Pick out each line below containing "나라장터".

○ ○ ○ ○ ○ ○ ○

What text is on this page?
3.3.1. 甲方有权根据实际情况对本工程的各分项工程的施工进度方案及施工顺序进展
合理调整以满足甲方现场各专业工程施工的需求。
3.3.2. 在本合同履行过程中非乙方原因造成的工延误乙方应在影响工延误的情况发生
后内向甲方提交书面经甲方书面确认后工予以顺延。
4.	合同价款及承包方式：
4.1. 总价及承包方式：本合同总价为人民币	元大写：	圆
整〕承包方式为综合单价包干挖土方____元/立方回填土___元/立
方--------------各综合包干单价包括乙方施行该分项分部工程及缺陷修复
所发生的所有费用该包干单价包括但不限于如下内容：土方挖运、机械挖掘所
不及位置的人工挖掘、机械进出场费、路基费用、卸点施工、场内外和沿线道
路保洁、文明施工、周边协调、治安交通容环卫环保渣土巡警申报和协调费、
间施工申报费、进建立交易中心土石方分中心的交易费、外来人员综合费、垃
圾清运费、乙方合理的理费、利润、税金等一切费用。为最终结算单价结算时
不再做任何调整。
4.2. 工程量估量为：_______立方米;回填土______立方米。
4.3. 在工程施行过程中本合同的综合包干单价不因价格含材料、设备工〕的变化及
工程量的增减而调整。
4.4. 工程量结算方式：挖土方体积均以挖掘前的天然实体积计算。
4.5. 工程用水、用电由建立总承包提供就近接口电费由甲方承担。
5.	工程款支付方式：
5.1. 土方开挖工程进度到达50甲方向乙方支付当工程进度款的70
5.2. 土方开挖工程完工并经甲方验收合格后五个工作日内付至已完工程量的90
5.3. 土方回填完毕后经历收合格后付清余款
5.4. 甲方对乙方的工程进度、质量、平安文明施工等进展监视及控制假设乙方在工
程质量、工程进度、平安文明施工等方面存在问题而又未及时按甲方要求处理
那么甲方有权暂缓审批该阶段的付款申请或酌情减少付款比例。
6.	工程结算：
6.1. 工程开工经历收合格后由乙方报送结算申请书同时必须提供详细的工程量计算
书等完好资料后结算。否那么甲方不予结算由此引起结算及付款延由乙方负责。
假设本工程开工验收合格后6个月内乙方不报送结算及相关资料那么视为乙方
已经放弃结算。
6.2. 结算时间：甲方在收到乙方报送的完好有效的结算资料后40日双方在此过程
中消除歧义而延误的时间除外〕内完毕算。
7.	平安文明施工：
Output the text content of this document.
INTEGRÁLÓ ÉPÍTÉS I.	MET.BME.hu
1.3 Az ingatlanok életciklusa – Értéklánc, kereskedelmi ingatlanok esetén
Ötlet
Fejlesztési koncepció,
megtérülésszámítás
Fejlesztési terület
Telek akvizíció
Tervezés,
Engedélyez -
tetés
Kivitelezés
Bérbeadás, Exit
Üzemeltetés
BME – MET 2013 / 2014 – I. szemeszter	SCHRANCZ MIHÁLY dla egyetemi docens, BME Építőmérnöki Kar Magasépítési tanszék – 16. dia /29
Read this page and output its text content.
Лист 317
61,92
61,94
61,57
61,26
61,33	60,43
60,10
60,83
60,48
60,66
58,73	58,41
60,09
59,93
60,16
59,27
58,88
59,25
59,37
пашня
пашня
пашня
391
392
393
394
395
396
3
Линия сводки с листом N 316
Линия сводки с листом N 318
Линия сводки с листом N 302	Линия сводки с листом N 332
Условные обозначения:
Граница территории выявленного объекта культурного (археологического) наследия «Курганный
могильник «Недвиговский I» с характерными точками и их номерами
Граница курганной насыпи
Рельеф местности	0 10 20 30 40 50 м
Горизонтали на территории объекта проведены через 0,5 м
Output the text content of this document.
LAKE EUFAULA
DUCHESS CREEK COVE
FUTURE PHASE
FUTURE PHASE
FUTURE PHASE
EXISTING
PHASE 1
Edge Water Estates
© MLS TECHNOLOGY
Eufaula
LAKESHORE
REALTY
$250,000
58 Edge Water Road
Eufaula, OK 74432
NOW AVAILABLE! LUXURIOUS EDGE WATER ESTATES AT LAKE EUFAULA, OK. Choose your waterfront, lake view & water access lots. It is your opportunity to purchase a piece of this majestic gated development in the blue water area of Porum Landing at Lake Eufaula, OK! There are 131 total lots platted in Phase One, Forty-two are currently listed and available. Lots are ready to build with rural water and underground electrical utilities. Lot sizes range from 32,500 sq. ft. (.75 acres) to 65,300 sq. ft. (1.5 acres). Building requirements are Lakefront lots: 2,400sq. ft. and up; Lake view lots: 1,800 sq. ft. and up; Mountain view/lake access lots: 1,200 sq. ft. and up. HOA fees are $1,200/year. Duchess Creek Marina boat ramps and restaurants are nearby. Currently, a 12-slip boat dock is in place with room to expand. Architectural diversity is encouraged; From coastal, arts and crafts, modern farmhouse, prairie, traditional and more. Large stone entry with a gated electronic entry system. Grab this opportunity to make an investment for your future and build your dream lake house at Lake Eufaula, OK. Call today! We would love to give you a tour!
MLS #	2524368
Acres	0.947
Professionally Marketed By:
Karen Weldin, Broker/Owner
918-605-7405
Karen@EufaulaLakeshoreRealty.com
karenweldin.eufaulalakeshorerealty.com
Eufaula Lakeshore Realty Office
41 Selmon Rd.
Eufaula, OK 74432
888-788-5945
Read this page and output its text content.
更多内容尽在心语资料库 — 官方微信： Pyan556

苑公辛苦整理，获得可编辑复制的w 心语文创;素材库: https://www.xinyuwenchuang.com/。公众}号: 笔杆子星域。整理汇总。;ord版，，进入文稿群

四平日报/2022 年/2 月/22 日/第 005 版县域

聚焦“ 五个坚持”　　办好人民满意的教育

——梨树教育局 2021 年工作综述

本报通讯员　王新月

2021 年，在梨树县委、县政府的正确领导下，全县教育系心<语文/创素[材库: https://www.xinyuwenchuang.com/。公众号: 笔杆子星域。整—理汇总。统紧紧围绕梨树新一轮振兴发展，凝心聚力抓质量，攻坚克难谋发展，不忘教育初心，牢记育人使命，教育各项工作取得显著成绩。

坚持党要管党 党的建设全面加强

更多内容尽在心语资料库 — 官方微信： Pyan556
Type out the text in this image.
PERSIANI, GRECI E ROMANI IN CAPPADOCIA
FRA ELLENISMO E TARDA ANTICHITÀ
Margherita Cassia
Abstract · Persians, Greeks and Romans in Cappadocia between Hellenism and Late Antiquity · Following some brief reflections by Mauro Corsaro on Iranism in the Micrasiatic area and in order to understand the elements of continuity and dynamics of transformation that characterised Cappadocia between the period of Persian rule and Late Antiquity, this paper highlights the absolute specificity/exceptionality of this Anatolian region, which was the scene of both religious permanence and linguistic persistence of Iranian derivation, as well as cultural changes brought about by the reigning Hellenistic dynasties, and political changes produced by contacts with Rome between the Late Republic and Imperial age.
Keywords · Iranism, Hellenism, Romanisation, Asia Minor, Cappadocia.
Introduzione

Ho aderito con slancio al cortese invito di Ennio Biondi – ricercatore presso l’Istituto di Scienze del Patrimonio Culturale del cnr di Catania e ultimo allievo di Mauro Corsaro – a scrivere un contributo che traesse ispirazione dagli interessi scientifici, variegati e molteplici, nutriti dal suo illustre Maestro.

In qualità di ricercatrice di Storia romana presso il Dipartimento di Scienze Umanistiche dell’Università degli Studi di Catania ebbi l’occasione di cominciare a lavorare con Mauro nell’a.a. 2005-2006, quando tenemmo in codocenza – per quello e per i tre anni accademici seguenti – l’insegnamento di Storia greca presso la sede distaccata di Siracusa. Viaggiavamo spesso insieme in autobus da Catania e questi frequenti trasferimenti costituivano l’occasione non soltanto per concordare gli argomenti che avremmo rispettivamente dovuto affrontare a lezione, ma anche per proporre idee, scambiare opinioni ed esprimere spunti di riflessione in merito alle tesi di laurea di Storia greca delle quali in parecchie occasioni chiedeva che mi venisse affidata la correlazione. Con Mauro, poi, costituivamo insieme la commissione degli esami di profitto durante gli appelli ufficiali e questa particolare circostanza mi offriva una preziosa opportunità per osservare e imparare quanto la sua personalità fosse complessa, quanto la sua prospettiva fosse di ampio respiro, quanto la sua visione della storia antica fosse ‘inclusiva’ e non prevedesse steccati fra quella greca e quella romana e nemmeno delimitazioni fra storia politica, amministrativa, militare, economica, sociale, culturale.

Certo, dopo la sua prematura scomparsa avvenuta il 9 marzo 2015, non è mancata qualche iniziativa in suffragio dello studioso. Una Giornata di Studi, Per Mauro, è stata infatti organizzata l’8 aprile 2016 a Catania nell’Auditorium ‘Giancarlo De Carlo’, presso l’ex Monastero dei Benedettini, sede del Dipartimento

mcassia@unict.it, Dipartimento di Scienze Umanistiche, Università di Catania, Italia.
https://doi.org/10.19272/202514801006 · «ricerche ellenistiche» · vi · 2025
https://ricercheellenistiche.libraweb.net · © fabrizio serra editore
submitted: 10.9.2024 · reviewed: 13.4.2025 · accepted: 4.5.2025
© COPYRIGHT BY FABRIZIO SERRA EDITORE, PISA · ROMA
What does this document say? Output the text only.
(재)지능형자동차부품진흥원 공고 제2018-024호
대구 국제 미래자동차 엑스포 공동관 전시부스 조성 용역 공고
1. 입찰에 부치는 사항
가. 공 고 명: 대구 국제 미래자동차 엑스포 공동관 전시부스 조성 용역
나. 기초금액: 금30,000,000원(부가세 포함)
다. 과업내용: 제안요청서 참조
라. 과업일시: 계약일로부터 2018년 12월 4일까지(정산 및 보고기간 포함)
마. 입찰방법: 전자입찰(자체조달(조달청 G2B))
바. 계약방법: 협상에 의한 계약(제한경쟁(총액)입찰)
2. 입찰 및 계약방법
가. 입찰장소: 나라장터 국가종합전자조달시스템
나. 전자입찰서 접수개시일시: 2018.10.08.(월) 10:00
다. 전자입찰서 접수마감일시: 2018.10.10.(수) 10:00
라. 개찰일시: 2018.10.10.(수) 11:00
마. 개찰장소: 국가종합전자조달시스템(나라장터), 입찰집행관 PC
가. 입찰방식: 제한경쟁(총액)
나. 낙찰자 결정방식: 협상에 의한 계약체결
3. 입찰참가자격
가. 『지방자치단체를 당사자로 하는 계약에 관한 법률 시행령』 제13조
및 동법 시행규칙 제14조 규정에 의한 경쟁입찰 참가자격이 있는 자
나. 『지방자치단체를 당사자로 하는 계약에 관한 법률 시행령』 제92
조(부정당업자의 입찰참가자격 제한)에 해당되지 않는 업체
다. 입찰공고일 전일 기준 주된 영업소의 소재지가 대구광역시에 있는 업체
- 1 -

○ ○ ○ ○ ○ ○ ○

Solution:
가. 입찰장소: 나라장터 국가종합전자조달시스템
마. 개찰장소: 국가종합전자조달시스템(나라장터), 입찰집행관 PC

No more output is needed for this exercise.